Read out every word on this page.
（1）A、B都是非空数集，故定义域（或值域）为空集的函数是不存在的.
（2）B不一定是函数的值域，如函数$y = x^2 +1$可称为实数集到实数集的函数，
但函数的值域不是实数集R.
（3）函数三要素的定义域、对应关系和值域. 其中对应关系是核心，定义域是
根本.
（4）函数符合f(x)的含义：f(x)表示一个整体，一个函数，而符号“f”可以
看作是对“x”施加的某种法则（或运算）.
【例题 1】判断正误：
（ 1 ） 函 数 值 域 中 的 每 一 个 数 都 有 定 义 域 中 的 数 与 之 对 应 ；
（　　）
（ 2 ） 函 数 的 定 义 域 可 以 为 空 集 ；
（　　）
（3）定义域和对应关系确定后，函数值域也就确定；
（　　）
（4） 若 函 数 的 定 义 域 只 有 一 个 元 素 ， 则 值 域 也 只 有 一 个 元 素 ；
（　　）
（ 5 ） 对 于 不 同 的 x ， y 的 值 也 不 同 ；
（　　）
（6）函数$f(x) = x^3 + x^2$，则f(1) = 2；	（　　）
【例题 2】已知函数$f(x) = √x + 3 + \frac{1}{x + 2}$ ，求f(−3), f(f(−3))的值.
..........
Requirements: Every record above needs to be repeated word for word.

Task answer:
Read out every word on this page.
（1）A、B都是非空数集，故定义域（或值域）为空集的函数是不存在的.
（2）B不一定是函数的值域，如函数$y = x^2 +1$可称为实数集到实数集的函数，
但函数的值域不是实数集R.
（3）函数三要素的定义域、对应关系和值域. 其中对应关系是核心，定义域是
根本.
（4）函数符合f(x)的含义：f(x)表示一个整体，一个函数，而符号“f”可以
看作是对“x”施加的某种法则（或运算）.
【例题 1】判断正误：
（ 1 ） 函 数 值 域 中 的 每 一 个 数 都 有 定 义 域 中 的 数 与 之 对 应 ；
（　　）
（ 2 ） 函 数 的 定 义 域 可 以 为 空 集 ；
（　　）
（3）定义域和对应关系确定后，函数值域也就确定；
（　　）
（4） 若 函 数 的 定 义 域 只 有 一 个 元 素 ， 则 值 域 也 只 有 一 个 元 素 ；
（　　）
（ 5 ） 对 于 不 同 的 x ， y 的 值 也 不 同 ；
（　　）
（6）函数$f(x) = x^3 + x^2$，则f(1) = 2；	（　　）
【例题 2】已知函数$f(x) = √x + 3 + \frac{1}{x + 2}$ ，求f(−3), f(f(−3))的值.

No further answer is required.